_Goal of the exercise_. Review the material and extract every line in which the word "xlabel" occurs.

(Excerpt from a dataset)
((

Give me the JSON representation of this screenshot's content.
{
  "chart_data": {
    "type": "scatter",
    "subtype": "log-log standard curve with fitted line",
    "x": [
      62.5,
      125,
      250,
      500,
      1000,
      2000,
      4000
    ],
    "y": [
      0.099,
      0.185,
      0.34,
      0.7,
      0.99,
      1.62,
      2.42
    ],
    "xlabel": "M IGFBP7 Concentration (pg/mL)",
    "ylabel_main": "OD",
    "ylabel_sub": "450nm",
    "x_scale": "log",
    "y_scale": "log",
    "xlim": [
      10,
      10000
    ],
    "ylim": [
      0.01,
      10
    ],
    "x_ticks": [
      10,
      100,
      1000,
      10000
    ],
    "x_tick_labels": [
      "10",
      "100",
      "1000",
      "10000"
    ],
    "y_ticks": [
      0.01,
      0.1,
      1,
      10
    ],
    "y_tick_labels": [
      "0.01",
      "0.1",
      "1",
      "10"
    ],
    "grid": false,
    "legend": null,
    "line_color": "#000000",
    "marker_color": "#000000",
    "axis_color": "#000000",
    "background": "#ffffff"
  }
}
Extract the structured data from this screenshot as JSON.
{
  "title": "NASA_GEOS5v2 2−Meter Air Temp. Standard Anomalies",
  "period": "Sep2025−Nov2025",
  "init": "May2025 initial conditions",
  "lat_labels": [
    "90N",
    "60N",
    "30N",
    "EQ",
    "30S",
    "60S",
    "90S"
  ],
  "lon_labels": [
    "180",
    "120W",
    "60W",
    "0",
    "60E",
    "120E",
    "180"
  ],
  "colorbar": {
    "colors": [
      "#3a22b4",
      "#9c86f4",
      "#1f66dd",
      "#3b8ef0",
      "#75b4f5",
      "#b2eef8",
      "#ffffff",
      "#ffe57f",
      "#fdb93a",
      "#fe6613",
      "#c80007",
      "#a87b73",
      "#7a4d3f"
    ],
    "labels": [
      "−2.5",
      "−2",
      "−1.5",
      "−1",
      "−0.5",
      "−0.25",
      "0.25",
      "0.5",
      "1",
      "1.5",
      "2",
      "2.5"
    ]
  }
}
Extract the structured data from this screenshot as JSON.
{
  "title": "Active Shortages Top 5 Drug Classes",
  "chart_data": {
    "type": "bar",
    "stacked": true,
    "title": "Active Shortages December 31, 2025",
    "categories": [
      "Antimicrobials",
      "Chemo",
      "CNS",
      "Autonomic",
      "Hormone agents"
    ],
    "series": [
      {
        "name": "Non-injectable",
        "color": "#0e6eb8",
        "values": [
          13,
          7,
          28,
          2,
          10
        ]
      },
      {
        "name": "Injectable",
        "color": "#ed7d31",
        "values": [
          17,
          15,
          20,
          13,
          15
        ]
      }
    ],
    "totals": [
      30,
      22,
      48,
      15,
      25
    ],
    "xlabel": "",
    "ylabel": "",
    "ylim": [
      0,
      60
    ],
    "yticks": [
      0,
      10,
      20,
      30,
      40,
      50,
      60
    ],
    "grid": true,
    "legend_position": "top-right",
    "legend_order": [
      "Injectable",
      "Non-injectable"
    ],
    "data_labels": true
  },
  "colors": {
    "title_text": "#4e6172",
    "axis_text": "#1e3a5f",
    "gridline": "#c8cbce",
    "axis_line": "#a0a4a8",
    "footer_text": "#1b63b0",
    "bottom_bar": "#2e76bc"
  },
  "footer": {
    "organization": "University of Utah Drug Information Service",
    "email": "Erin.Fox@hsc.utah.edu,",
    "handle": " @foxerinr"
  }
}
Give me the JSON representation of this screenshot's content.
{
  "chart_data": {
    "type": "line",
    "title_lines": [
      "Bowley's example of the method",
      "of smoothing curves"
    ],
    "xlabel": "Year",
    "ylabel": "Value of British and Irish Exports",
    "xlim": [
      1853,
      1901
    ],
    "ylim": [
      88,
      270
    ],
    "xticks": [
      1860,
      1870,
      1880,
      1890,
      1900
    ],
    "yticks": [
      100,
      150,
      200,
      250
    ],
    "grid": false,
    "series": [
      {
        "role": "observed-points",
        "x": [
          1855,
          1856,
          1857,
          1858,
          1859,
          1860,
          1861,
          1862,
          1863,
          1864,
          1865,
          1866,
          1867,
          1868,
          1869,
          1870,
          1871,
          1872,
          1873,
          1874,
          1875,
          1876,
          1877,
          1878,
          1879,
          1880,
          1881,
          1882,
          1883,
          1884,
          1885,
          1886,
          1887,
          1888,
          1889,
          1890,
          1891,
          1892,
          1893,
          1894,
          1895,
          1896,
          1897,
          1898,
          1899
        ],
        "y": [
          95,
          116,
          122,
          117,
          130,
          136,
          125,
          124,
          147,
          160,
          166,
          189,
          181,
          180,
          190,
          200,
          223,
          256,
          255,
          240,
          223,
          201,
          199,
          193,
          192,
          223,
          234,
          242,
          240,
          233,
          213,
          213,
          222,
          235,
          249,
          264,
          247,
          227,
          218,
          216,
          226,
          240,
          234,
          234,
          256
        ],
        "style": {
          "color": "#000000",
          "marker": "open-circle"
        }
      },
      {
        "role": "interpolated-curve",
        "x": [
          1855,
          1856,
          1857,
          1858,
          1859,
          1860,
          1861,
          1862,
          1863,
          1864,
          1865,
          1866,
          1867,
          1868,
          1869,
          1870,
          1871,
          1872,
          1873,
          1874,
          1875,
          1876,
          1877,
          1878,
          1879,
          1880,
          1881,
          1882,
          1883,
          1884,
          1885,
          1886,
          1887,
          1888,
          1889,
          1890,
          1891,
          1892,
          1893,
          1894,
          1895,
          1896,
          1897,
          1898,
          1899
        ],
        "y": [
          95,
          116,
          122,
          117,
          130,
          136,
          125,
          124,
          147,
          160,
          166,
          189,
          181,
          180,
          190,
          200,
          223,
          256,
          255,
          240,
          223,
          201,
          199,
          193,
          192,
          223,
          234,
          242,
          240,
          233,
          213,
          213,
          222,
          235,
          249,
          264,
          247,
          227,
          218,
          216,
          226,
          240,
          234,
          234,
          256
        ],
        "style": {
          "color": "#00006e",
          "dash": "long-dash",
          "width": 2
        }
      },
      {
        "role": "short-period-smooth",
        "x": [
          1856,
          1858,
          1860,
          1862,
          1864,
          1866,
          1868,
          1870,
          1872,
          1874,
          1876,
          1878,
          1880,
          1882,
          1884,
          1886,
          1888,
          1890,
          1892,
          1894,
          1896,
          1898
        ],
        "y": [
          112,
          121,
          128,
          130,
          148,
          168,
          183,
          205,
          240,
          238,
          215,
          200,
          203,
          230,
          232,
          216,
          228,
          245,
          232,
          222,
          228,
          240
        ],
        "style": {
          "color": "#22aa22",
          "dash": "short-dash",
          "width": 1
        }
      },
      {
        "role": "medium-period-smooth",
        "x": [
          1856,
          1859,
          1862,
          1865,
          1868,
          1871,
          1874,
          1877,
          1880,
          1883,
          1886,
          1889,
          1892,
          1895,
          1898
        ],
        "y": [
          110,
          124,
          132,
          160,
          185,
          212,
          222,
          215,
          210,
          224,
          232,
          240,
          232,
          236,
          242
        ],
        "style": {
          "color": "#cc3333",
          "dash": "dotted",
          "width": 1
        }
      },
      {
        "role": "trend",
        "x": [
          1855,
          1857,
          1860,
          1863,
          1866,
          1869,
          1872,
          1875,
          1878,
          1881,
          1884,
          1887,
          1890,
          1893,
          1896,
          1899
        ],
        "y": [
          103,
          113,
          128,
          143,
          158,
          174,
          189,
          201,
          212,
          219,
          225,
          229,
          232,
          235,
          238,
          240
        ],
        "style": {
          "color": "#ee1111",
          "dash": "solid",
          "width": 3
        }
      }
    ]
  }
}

))

_Solution_.
    "xlabel": "M IGFBP7 Concentration (pg/mL)",
    "xlabel": "",
    "xlabel": "Year",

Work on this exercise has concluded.